Can you print the data exactly and leave out each image?

(Chart and figure data)
══════════

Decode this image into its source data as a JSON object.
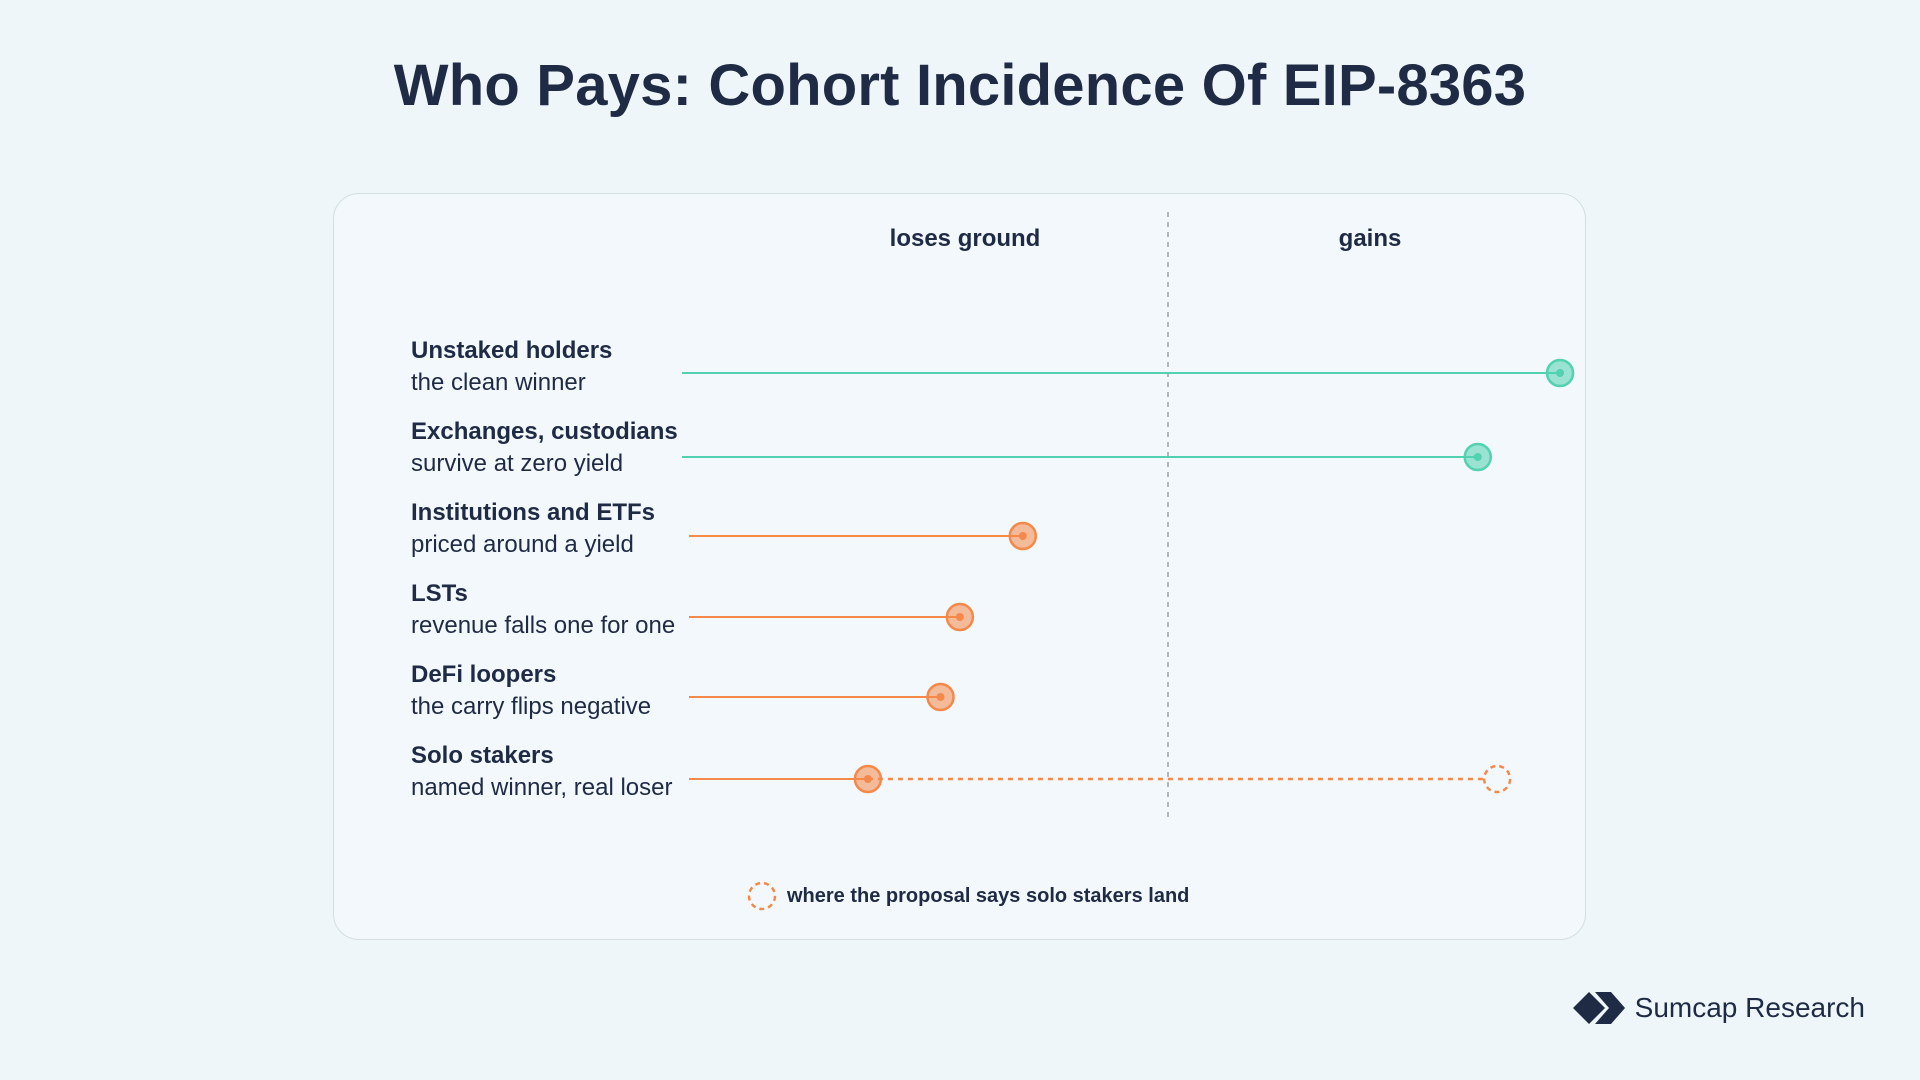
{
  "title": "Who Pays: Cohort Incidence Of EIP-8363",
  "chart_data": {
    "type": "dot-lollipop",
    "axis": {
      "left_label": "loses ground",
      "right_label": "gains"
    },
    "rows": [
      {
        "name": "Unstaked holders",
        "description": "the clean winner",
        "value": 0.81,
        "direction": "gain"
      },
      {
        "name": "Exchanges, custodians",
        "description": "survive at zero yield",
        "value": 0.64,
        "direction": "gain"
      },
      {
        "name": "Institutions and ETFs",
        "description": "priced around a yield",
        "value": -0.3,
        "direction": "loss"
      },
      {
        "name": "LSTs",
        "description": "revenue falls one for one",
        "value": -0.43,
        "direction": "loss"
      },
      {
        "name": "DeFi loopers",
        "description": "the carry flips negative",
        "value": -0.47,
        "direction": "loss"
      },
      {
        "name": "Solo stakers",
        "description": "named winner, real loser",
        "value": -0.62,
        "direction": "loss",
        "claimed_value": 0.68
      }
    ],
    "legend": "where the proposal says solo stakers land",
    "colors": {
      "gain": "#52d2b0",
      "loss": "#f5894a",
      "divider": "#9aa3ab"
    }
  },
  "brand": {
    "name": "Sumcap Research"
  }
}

══════════

Response:
Decode this image into its source data as a JSON object.
{
  "title": "Who Pays: Cohort Incidence Of EIP-8363",
  "chart_data": {
    "type": "dot-lollipop",
    "axis": {
      "left_label": "loses ground",
      "right_label": "gains"
    },
    "rows": [
      {
        "name": "Unstaked holders",
        "description": "the clean winner",
        "value": 0.81,
        "direction": "gain"
      },
      {
        "name": "Exchanges, custodians",
        "description": "survive at zero yield",
        "value": 0.64,
        "direction": "gain"
      },
      {
        "name": "Institutions and ETFs",
        "description": "priced around a yield",
        "value": -0.3,
        "direction": "loss"
      },
      {
        "name": "LSTs",
        "description": "revenue falls one for one",
        "value": -0.43,
        "direction": "loss"
      },
      {
        "name": "DeFi loopers",
        "description": "the carry flips negative",
        "value": -0.47,
        "direction": "loss"
      },
      {
        "name": "Solo stakers",
        "description": "named winner, real loser",
        "value": -0.62,
        "direction": "loss",
        "claimed_value": 0.68
      }
    ],
    "legend": "where the proposal says solo stakers land",
    "colors": {
      "gain": "#52d2b0",
      "loss": "#f5894a",
      "divider": "#9aa3ab"
    }
  },
  "brand": {
    "name": "Sumcap Research"
  }
}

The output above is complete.